== DATASET RECORDS ==
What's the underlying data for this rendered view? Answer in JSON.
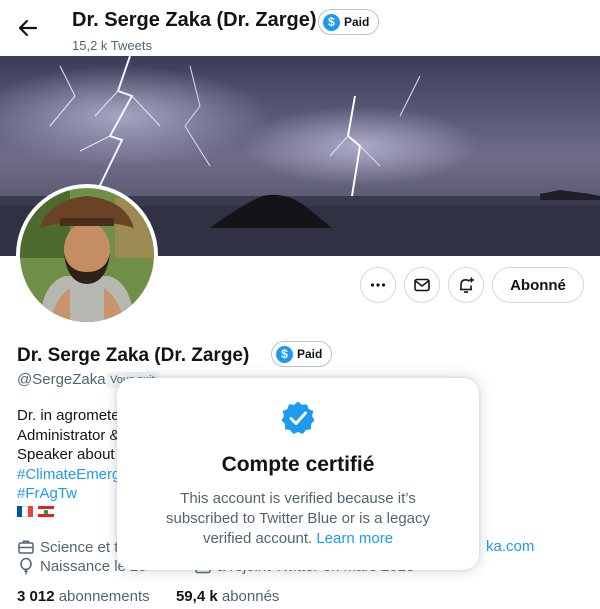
{
  "header": {
    "name": "Dr. Serge Zaka (Dr. Zarge)",
    "paid_label": "Paid",
    "tweet_count": "15,2 k Tweets"
  },
  "profile": {
    "name": "Dr. Serge Zaka (Dr. Zarge)",
    "paid_label": "Paid",
    "handle": "@SergeZaka",
    "follows_you": "Vous suit",
    "bio_lines": [
      "Dr. in agromete",
      "Administrator &",
      "Speaker about"
    ],
    "bio_hashtags": [
      "#ClimateEmerg",
      "#FrAgTw"
    ],
    "category": "Science et t",
    "birth": "Naissance le 25 ",
    "joined": "a rejoint Twitter en mars 2013",
    "website": "ka.com",
    "following_count": "3 012",
    "following_label": "abonnements",
    "followers_count": "59,4 k",
    "followers_label": "abonnés"
  },
  "actions": {
    "more_icon": "more-icon",
    "message_icon": "envelope-icon",
    "notify_icon": "bell-plus-icon",
    "follow_label": "Abonné"
  },
  "popup": {
    "title": "Compte certifié",
    "body_text": "This account is verified because it’s subscribed to Twitter Blue or is a legacy verified account. ",
    "learn_more": "Learn more"
  },
  "colors": {
    "accent": "#1d9bf0",
    "text": "#0f1419",
    "secondary": "#536471",
    "border": "#cfd9de"
  }
}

== PROBLEM STATEMENT ==
Please list every line of the records that contains "more".

== THE REPLY ==
    "more_icon": "more-icon",
    "learn_more": "Learn more"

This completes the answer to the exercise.